§ **Prompt**: Reply with one number: the count of lines in the listing that contain the string "XtraBars".

Dataset records:
=-=-=-=-=
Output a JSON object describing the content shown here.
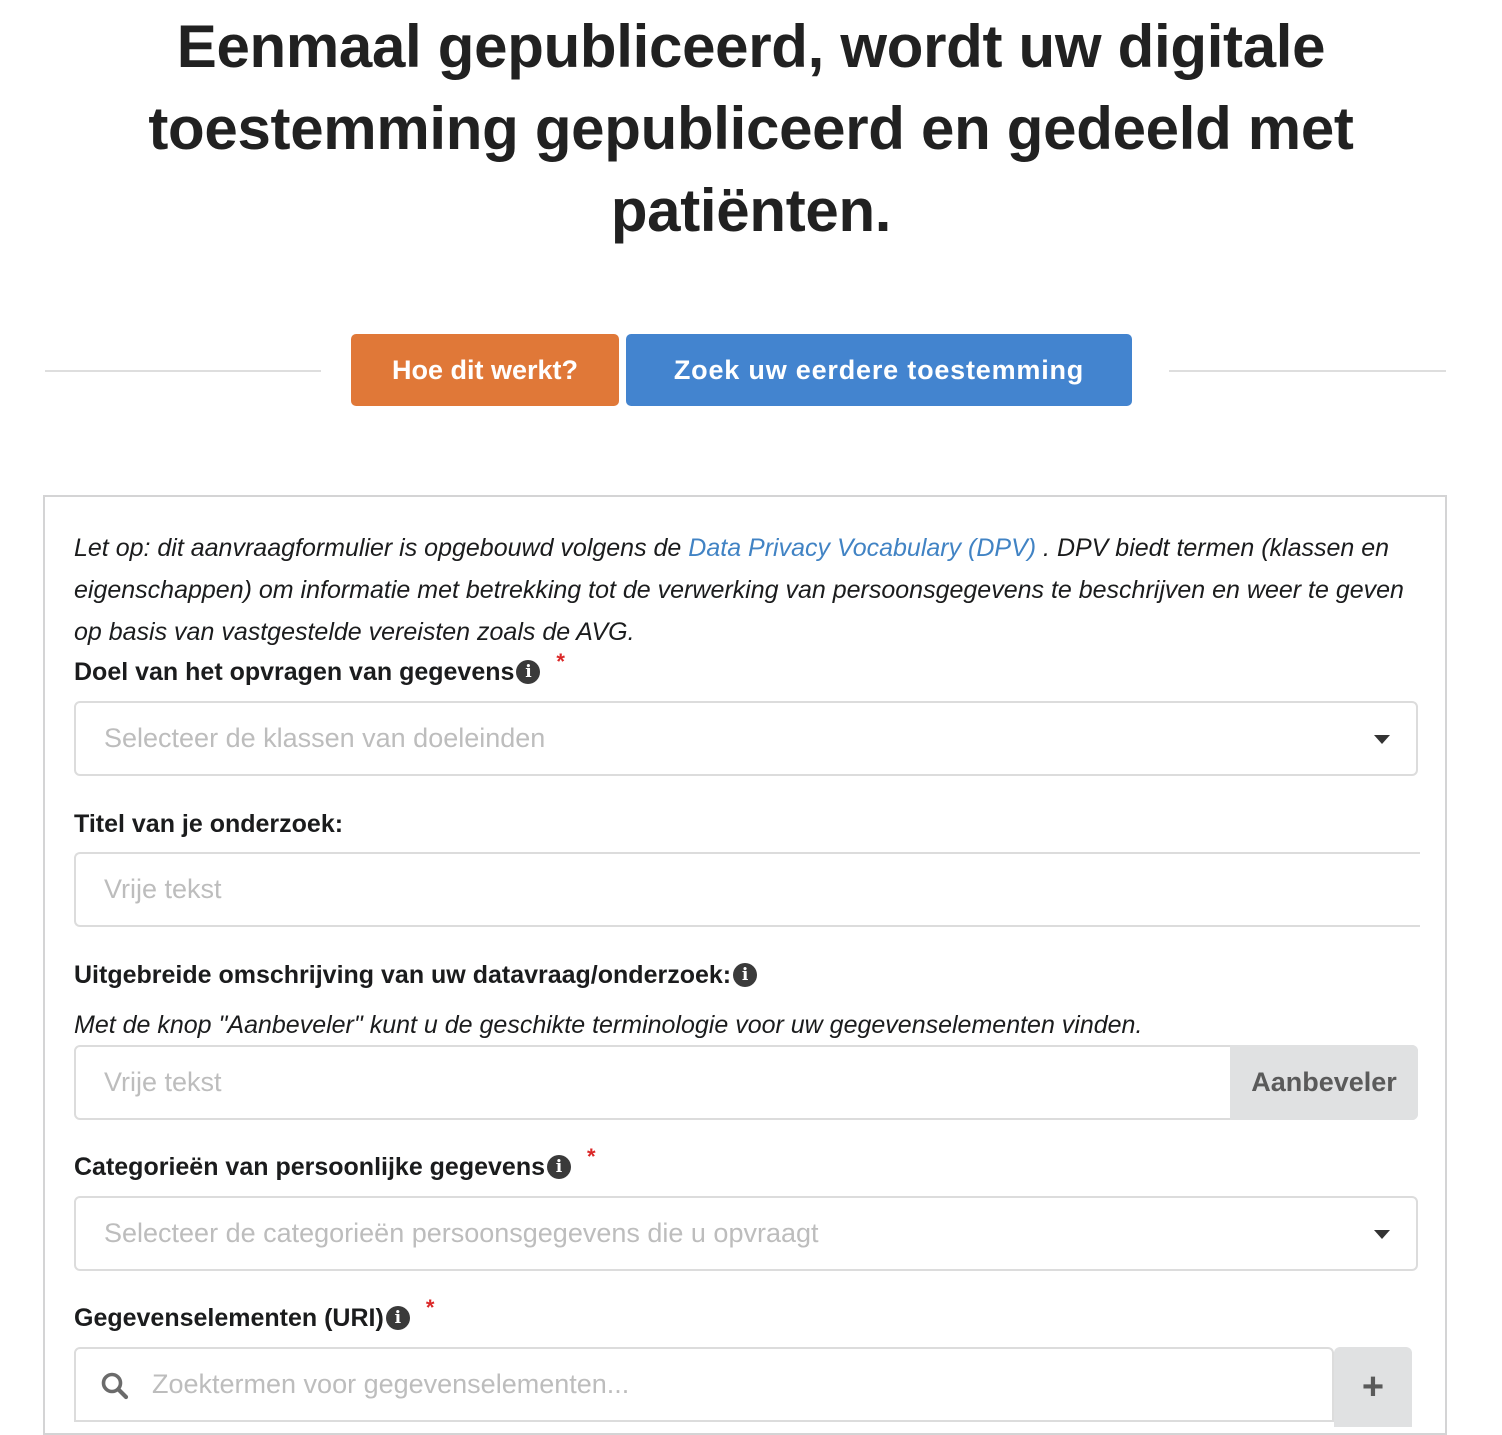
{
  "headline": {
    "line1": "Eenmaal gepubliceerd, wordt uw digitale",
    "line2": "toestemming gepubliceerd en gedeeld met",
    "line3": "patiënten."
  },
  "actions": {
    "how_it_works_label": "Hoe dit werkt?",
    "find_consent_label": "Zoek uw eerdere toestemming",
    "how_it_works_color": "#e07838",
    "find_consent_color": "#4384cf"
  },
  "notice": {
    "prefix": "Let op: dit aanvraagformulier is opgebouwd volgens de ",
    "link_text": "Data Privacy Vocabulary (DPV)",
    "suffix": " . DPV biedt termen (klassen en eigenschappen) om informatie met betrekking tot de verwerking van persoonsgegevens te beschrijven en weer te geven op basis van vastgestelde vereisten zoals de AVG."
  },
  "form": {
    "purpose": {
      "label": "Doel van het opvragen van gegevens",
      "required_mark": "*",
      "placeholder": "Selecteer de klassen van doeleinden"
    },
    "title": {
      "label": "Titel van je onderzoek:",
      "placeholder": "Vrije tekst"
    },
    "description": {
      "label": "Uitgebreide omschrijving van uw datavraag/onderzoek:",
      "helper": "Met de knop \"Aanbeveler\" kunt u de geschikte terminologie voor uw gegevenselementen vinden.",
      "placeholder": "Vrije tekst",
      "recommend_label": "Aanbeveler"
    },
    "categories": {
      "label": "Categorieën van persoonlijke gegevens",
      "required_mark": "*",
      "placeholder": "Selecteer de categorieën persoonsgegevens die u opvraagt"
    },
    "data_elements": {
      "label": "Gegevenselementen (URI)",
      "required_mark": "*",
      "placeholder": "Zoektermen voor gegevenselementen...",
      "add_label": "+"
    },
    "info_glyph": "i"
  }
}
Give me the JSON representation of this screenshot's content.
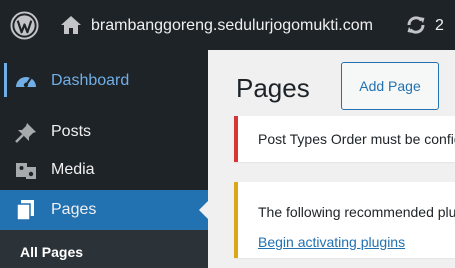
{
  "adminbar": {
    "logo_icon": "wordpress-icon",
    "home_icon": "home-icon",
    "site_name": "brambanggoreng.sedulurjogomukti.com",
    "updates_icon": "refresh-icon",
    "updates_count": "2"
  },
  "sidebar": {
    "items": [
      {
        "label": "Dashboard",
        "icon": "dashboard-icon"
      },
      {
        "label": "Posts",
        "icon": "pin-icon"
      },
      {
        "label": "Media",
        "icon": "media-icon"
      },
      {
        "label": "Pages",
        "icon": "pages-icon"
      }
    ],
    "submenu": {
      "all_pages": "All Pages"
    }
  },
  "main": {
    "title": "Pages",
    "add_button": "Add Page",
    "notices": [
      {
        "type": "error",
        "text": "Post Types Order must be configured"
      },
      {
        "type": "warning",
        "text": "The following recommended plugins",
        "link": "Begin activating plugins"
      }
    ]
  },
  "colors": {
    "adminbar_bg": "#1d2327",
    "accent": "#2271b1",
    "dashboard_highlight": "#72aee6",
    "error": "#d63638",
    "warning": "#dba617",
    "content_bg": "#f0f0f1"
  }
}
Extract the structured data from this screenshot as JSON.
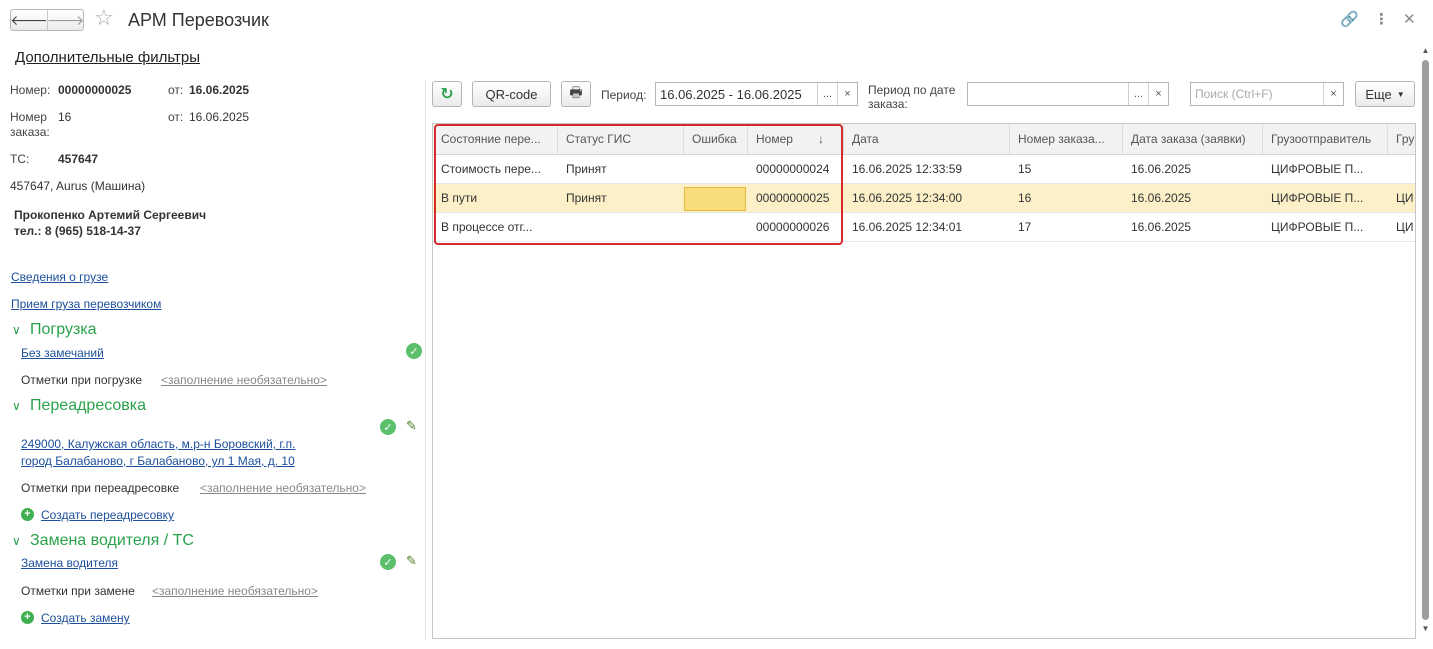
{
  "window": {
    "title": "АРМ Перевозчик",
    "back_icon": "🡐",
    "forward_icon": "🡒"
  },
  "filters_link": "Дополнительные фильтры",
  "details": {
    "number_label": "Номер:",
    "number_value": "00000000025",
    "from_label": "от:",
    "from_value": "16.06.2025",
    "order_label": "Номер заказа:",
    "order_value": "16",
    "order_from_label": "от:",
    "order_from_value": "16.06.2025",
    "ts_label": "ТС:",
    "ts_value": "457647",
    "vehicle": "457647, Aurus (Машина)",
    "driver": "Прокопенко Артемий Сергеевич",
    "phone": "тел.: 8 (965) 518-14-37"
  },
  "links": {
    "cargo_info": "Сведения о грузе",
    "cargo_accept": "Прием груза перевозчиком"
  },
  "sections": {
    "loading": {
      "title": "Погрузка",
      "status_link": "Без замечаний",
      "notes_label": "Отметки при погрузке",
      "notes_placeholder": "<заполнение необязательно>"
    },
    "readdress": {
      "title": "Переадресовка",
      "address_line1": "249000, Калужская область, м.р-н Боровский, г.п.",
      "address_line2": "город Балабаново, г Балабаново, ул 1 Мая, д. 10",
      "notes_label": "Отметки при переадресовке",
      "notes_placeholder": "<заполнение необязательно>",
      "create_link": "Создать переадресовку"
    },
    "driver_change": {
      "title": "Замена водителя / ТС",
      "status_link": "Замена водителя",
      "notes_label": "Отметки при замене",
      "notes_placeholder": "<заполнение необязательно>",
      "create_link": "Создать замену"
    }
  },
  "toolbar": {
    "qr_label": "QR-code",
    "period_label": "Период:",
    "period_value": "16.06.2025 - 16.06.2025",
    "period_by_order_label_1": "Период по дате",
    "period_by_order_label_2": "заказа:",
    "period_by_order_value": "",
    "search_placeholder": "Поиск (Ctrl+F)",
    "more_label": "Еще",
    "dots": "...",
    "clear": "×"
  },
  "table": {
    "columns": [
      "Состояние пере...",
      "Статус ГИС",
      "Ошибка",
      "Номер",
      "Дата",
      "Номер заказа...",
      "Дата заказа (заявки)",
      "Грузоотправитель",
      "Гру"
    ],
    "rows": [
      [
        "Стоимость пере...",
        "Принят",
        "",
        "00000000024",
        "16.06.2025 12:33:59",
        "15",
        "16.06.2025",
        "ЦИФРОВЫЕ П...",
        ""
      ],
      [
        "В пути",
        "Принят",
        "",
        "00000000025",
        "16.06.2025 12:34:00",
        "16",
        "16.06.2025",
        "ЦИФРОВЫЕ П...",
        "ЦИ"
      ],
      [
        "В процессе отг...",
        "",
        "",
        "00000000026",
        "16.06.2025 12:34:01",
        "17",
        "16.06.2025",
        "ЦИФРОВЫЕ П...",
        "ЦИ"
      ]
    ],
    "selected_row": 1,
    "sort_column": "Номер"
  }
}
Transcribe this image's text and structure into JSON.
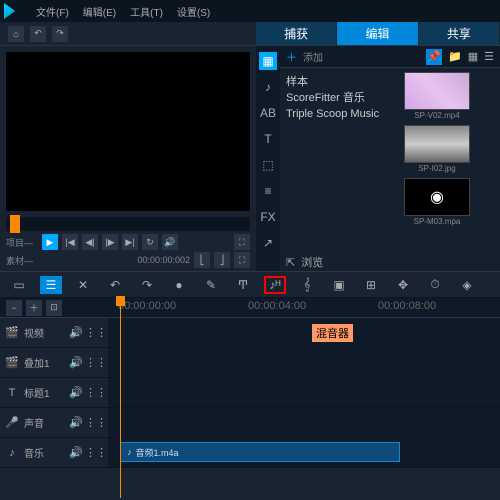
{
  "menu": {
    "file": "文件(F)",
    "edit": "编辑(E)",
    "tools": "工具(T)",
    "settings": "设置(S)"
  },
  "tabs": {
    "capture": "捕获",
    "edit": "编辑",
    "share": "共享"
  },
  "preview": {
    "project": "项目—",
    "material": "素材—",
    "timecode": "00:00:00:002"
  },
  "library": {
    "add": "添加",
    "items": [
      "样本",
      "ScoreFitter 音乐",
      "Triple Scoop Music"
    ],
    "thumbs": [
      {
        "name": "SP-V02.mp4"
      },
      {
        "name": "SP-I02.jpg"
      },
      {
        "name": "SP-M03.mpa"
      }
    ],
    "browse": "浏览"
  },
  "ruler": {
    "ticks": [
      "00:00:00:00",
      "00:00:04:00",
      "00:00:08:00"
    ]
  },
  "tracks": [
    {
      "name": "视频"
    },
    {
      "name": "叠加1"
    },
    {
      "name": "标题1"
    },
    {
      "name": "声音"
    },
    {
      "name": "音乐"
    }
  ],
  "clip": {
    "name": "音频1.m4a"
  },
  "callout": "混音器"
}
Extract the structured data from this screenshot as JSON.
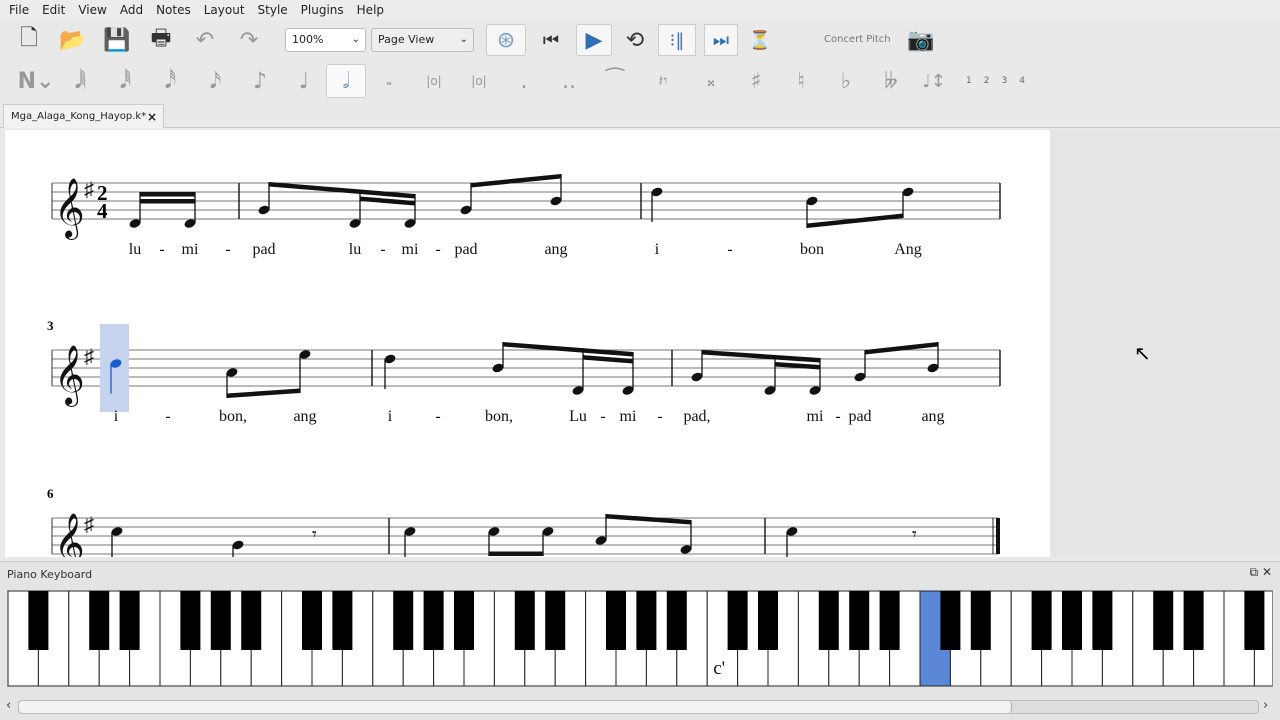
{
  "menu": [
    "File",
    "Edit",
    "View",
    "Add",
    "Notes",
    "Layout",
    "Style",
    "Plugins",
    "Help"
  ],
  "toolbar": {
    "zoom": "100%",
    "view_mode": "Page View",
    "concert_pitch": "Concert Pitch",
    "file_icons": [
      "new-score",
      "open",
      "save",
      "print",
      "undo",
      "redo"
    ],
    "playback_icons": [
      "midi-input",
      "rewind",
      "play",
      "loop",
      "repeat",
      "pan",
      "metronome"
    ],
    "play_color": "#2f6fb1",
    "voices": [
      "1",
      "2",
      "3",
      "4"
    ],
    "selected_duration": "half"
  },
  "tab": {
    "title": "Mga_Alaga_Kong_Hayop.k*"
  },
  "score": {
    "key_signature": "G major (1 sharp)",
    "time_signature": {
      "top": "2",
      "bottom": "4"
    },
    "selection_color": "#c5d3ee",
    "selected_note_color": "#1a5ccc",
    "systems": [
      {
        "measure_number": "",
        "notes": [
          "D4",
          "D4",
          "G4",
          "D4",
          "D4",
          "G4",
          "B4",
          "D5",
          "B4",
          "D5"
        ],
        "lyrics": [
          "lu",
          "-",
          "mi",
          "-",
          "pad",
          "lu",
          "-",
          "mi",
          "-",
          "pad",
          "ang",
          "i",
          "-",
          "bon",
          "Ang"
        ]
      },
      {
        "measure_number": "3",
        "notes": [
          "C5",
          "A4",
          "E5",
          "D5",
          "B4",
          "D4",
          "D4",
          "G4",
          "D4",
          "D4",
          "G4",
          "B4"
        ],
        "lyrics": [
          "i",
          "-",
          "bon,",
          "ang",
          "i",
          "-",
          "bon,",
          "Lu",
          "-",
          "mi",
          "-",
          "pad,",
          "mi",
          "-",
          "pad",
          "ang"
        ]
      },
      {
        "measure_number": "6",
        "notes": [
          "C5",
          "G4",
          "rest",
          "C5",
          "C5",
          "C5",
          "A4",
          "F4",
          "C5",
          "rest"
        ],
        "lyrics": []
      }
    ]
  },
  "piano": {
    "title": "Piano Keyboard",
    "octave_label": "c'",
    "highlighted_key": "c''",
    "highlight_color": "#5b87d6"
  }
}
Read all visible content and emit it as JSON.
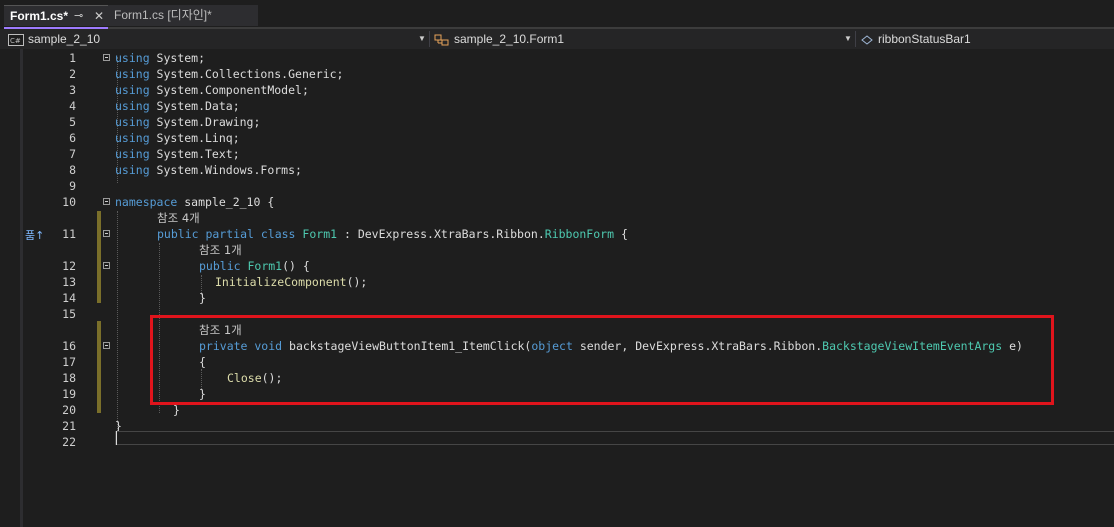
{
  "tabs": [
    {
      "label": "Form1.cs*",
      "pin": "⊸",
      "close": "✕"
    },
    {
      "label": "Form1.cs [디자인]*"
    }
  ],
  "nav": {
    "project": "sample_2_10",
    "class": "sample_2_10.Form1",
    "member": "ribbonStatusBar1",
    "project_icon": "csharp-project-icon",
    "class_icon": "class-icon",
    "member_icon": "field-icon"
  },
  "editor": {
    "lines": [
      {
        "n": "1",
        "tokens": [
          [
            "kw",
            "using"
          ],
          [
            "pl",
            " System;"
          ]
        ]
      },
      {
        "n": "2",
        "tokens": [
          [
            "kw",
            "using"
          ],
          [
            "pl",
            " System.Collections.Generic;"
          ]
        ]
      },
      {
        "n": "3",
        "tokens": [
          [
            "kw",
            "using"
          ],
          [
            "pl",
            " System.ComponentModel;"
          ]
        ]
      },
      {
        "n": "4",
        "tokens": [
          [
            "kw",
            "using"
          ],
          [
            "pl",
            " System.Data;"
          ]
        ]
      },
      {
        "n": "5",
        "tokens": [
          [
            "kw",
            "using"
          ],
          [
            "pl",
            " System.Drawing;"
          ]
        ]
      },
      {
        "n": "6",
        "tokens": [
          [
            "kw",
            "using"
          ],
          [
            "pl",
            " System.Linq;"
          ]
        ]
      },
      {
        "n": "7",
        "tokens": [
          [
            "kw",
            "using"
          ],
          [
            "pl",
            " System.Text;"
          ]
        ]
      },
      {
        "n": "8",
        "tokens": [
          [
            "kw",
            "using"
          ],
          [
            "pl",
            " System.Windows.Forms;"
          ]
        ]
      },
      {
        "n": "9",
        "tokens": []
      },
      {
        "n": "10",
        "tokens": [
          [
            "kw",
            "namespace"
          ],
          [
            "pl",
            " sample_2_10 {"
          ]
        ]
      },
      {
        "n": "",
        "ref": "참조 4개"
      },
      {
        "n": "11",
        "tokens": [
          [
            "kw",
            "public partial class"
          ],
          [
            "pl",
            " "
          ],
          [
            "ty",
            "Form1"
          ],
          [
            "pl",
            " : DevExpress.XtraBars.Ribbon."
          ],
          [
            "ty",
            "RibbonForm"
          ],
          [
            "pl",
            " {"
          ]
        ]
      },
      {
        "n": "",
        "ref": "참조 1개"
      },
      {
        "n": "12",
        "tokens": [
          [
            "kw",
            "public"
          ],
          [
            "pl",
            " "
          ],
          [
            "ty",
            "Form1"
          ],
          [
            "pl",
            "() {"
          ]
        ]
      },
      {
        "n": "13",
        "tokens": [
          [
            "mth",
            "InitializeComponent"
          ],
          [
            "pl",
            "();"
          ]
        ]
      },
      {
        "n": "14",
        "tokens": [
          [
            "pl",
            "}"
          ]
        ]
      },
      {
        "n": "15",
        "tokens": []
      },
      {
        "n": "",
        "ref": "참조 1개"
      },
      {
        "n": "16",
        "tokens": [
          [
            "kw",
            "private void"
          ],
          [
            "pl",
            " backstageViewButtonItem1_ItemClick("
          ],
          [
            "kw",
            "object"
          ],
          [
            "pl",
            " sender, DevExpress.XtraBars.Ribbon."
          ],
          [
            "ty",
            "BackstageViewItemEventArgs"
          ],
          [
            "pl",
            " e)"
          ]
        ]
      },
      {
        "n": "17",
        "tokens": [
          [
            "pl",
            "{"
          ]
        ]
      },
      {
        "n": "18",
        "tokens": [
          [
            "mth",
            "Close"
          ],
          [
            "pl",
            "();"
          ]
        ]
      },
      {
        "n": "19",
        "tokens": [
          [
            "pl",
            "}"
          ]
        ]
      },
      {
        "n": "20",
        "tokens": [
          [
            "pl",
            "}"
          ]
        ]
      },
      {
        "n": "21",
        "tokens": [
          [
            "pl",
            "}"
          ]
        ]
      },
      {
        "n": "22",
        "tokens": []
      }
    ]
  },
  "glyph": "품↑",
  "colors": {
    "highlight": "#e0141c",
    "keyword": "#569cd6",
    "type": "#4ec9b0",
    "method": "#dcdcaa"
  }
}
=-=-=-=-=
§ **Complete answer**: 2